INSTRUCTIONS FOR THE TASK:
Reproduce the data in its entirety, exactly as supplied.

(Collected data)
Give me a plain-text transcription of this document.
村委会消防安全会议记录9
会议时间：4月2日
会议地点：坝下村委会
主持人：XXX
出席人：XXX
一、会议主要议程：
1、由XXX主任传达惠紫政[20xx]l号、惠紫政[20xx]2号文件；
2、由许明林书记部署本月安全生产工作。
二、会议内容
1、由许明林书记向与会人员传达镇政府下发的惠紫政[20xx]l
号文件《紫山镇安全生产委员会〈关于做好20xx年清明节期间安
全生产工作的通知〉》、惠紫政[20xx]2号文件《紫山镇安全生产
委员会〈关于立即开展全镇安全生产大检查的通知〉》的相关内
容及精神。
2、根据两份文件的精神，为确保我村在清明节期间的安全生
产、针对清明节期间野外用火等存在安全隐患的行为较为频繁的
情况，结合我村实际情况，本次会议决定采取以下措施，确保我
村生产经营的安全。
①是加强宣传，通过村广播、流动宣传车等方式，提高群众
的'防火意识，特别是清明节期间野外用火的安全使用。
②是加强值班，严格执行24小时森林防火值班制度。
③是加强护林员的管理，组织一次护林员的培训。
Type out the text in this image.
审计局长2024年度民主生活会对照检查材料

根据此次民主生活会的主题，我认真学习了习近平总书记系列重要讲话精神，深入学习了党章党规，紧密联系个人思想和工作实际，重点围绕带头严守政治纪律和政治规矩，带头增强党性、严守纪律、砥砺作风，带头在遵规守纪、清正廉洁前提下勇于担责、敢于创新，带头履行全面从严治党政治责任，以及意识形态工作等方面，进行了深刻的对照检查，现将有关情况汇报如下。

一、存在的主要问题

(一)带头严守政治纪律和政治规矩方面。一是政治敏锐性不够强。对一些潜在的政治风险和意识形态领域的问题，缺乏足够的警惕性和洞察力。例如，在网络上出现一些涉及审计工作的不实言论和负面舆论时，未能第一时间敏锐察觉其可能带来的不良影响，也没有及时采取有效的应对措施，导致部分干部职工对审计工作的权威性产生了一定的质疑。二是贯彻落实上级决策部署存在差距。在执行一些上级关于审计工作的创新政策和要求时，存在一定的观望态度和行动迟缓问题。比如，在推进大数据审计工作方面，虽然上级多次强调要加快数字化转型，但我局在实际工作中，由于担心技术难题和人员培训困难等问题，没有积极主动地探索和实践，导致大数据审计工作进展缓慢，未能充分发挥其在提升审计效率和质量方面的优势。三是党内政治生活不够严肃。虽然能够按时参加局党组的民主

EXERCISE ANSWER:
Give me a plain-text transcription of this document.
村委会消防安全会议记录9
会议时间：4月2日
会议地点：坝下村委会
主持人：XXX
出席人：XXX
一、会议主要议程：
1、由XXX主任传达惠紫政[20xx]l号、惠紫政[20xx]2号文件；
2、由许明林书记部署本月安全生产工作。
二、会议内容
1、由许明林书记向与会人员传达镇政府下发的惠紫政[20xx]l
号文件《紫山镇安全生产委员会〈关于做好20xx年清明节期间安
全生产工作的通知〉》、惠紫政[20xx]2号文件《紫山镇安全生产
委员会〈关于立即开展全镇安全生产大检查的通知〉》的相关内
容及精神。
2、根据两份文件的精神，为确保我村在清明节期间的安全生
产、针对清明节期间野外用火等存在安全隐患的行为较为频繁的
情况，结合我村实际情况，本次会议决定采取以下措施，确保我
村生产经营的安全。
①是加强宣传，通过村广播、流动宣传车等方式，提高群众
的'防火意识，特别是清明节期间野外用火的安全使用。
②是加强值班，严格执行24小时森林防火值班制度。
③是加强护林员的管理，组织一次护林员的培训。
Type out the text in this image.
审计局长2024年度民主生活会对照检查材料

根据此次民主生活会的主题，我认真学习了习近平总书记系列重要讲话精神，深入学习了党章党规，紧密联系个人思想和工作实际，重点围绕带头严守政治纪律和政治规矩，带头增强党性、严守纪律、砥砺作风，带头在遵规守纪、清正廉洁前提下勇于担责、敢于创新，带头履行全面从严治党政治责任，以及意识形态工作等方面，进行了深刻的对照检查，现将有关情况汇报如下。

一、存在的主要问题

(一)带头严守政治纪律和政治规矩方面。一是政治敏锐性不够强。对一些潜在的政治风险和意识形态领域的问题，缺乏足够的警惕性和洞察力。例如，在网络上出现一些涉及审计工作的不实言论和负面舆论时，未能第一时间敏锐察觉其可能带来的不良影响，也没有及时采取有效的应对措施，导致部分干部职工对审计工作的权威性产生了一定的质疑。二是贯彻落实上级决策部署存在差距。在执行一些上级关于审计工作的创新政策和要求时，存在一定的观望态度和行动迟缓问题。比如，在推进大数据审计工作方面，虽然上级多次强调要加快数字化转型，但我局在实际工作中，由于担心技术难题和人员培训困难等问题，没有积极主动地探索和实践，导致大数据审计工作进展缓慢，未能充分发挥其在提升审计效率和质量方面的优势。三是党内政治生活不够严肃。虽然能够按时参加局党组的民主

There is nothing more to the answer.